--- BEGIN ---

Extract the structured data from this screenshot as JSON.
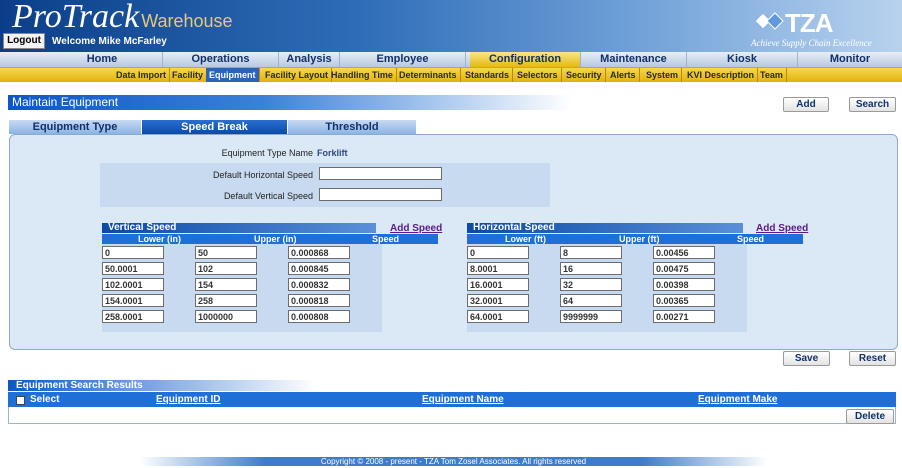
{
  "app": {
    "logo_main": "ProTrack",
    "logo_sub": "Warehouse",
    "logout_label": "Logout",
    "welcome_text": "Welcome Mike McFarley",
    "brand": "TZA",
    "tagline": "Achieve Supply Chain Excellence"
  },
  "nav": {
    "items": [
      "Home",
      "Operations",
      "Analysis",
      "Employee",
      "Configuration",
      "Maintenance",
      "Kiosk",
      "Monitor"
    ],
    "active": "Configuration"
  },
  "subnav": {
    "items": [
      "Data Import",
      "Facility",
      "Equipment",
      "Facility Layout",
      "Handling Time",
      "Determinants",
      "Standards",
      "Selectors",
      "Security",
      "Alerts",
      "System",
      "KVI Description",
      "Team"
    ],
    "active": "Equipment"
  },
  "page": {
    "title": "Maintain Equipment",
    "add_label": "Add",
    "search_label": "Search",
    "save_label": "Save",
    "reset_label": "Reset"
  },
  "tabs": {
    "items": [
      "Equipment Type",
      "Speed Break",
      "Threshold"
    ],
    "active": "Speed Break"
  },
  "form": {
    "equipment_type_label": "Equipment Type Name",
    "equipment_type_value": "Forklift",
    "default_horizontal_label": "Default Horizontal Speed",
    "default_horizontal_value": "",
    "default_vertical_label": "Default Vertical Speed",
    "default_vertical_value": ""
  },
  "vertical_speed": {
    "title": "Vertical Speed",
    "add_label": "Add Speed",
    "columns": [
      "Lower (in)",
      "Upper (in)",
      "Speed"
    ],
    "rows": [
      [
        "0",
        "50",
        "0.000868"
      ],
      [
        "50.0001",
        "102",
        "0.000845"
      ],
      [
        "102.0001",
        "154",
        "0.000832"
      ],
      [
        "154.0001",
        "258",
        "0.000818"
      ],
      [
        "258.0001",
        "1000000",
        "0.000808"
      ]
    ]
  },
  "horizontal_speed": {
    "title": "Horizontal Speed",
    "add_label": "Add Speed",
    "columns": [
      "Lower (ft)",
      "Upper (ft)",
      "Speed"
    ],
    "rows": [
      [
        "0",
        "8",
        "0.00456"
      ],
      [
        "8.0001",
        "16",
        "0.00475"
      ],
      [
        "16.0001",
        "32",
        "0.00398"
      ],
      [
        "32.0001",
        "64",
        "0.00365"
      ],
      [
        "64.0001",
        "9999999",
        "0.00271"
      ]
    ]
  },
  "results": {
    "title": "Equipment Search Results",
    "select_label": "Select",
    "columns": [
      "Equipment ID",
      "Equipment Name",
      "Equipment Make"
    ],
    "delete_label": "Delete"
  },
  "footer": {
    "copyright": "Copyright © 2008 - present - TZA Tom Zosel Associates. All rights reserved"
  },
  "colors": {
    "header_blue": "#0b3e88",
    "nav_active_yellow": "#e6b90f",
    "subnav_yellow": "#f6d84a",
    "accent_blue": "#1e6fd8",
    "panel_bg": "#dbe8f6"
  }
}
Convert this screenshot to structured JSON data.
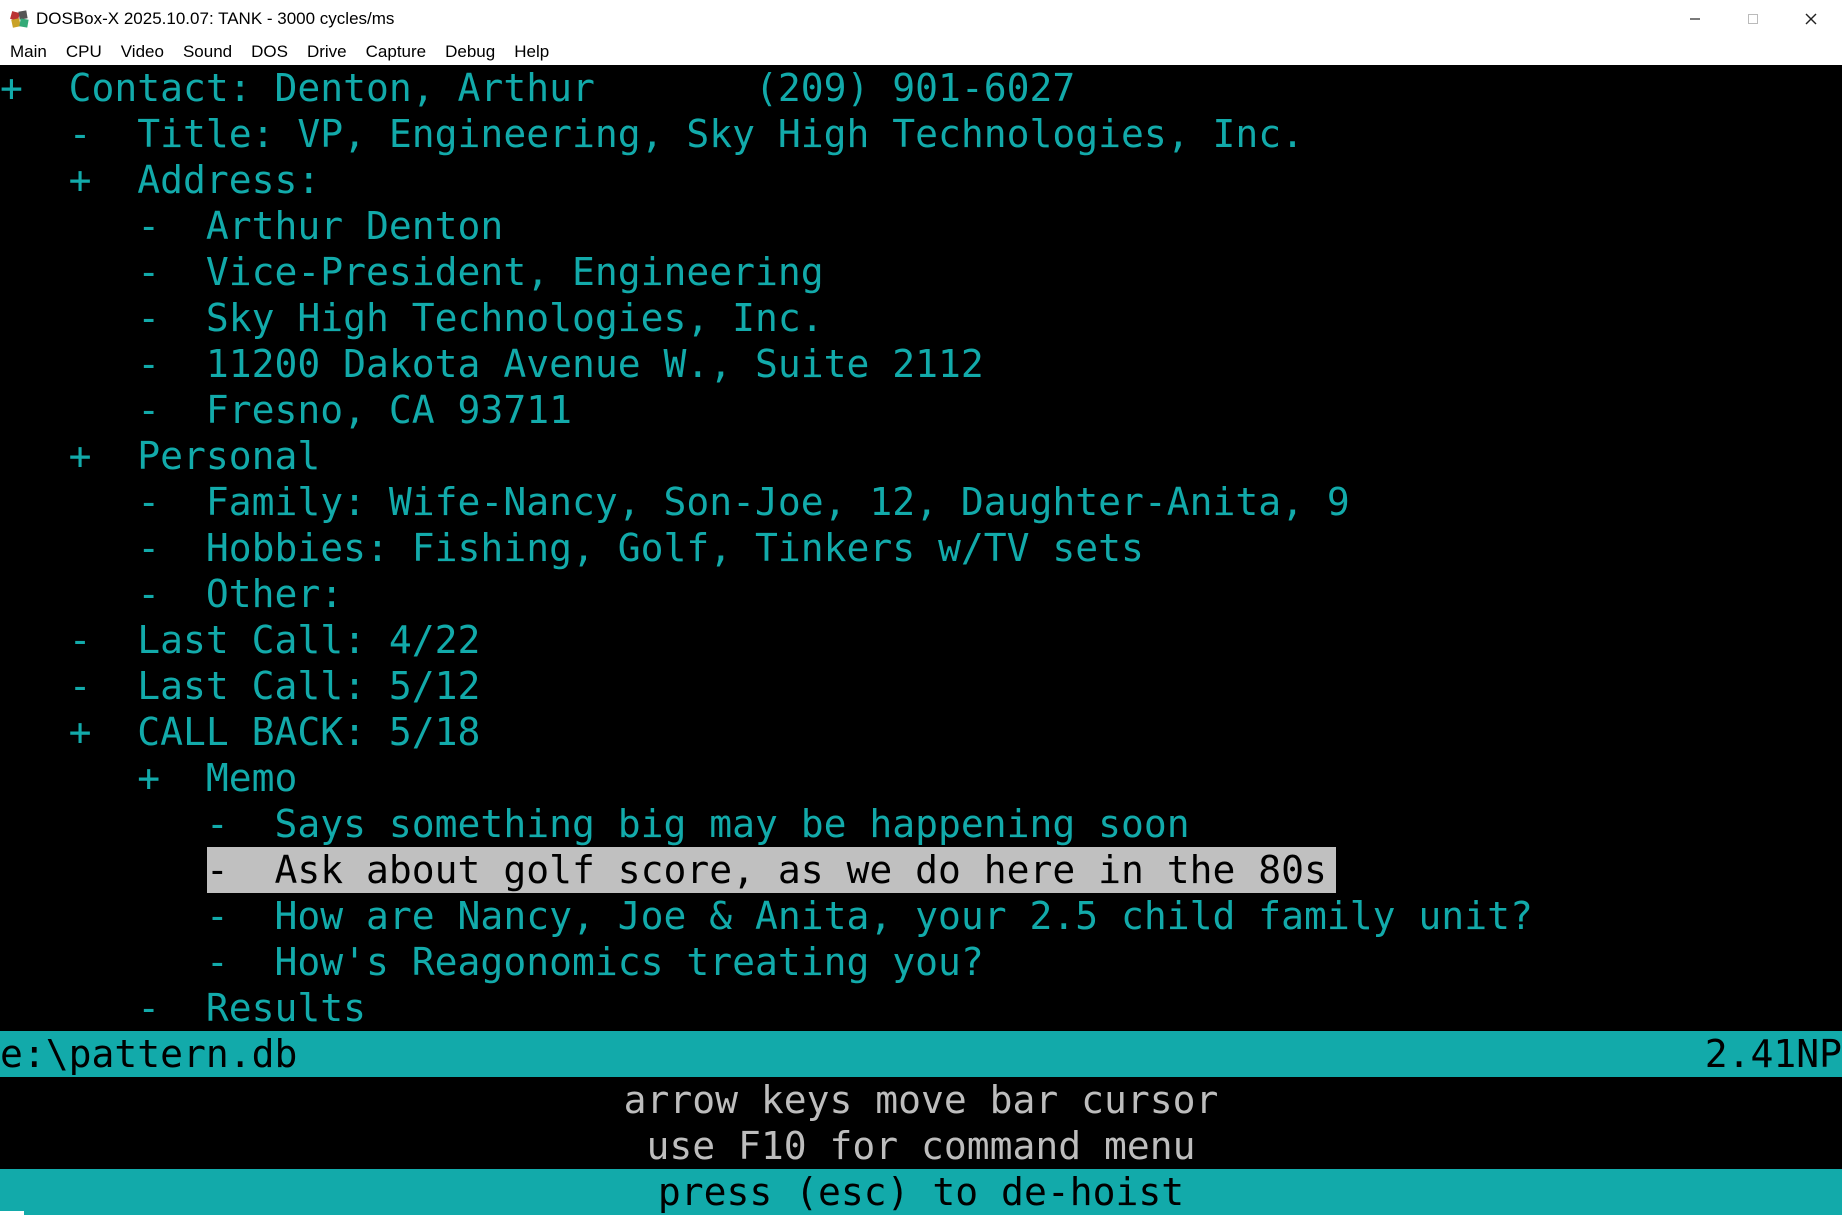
{
  "window": {
    "title": "DOSBox-X 2025.10.07: TANK - 3000 cycles/ms",
    "controls": {
      "minimize": "minimize-icon",
      "maximize": "maximize-icon",
      "close": "close-icon"
    }
  },
  "menu": [
    "Main",
    "CPU",
    "Video",
    "Sound",
    "DOS",
    "Drive",
    "Capture",
    "Debug",
    "Help"
  ],
  "colors": {
    "cyan": "#12aaaa",
    "highlight": "#c0c0c0",
    "help_text": "#bdbdbd"
  },
  "outline": {
    "lines": [
      "+  Contact: Denton, Arthur       (209) 901-6027",
      "   -  Title: VP, Engineering, Sky High Technologies, Inc.",
      "   +  Address:",
      "      -  Arthur Denton",
      "      -  Vice-President, Engineering",
      "      -  Sky High Technologies, Inc.",
      "      -  11200 Dakota Avenue W., Suite 2112",
      "      -  Fresno, CA 93711",
      "   +  Personal",
      "      -  Family: Wife-Nancy, Son-Joe, 12, Daughter-Anita, 9",
      "      -  Hobbies: Fishing, Golf, Tinkers w/TV sets",
      "      -  Other:",
      "   -  Last Call: 4/22",
      "   -  Last Call: 5/12",
      "   +  CALL BACK: 5/18",
      "      +  Memo",
      "         -  Says something big may be happening soon",
      "         -  Ask about golf score, as we do here in the 80s",
      "         -  How are Nancy, Joe & Anita, your 2.5 child family unit?",
      "         -  How's Reagonomics treating you?",
      "      -  Results"
    ],
    "selected_index": 17
  },
  "status": {
    "file": "e:\\pattern.db",
    "indicator": "2.41NP"
  },
  "help": {
    "line1": "arrow keys move bar cursor",
    "line2": "use F10 for command menu",
    "line3": "press (esc) to de-hoist"
  }
}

--- END ---

• EXERCISE INSTRUCTIONS:
Look for the word "Technologies" and return every line where it occurs.

• THE RESULT:
      "   -  Title: VP, Engineering, Sky High Technologies, Inc.",
      "      -  Sky High Technologies, Inc.",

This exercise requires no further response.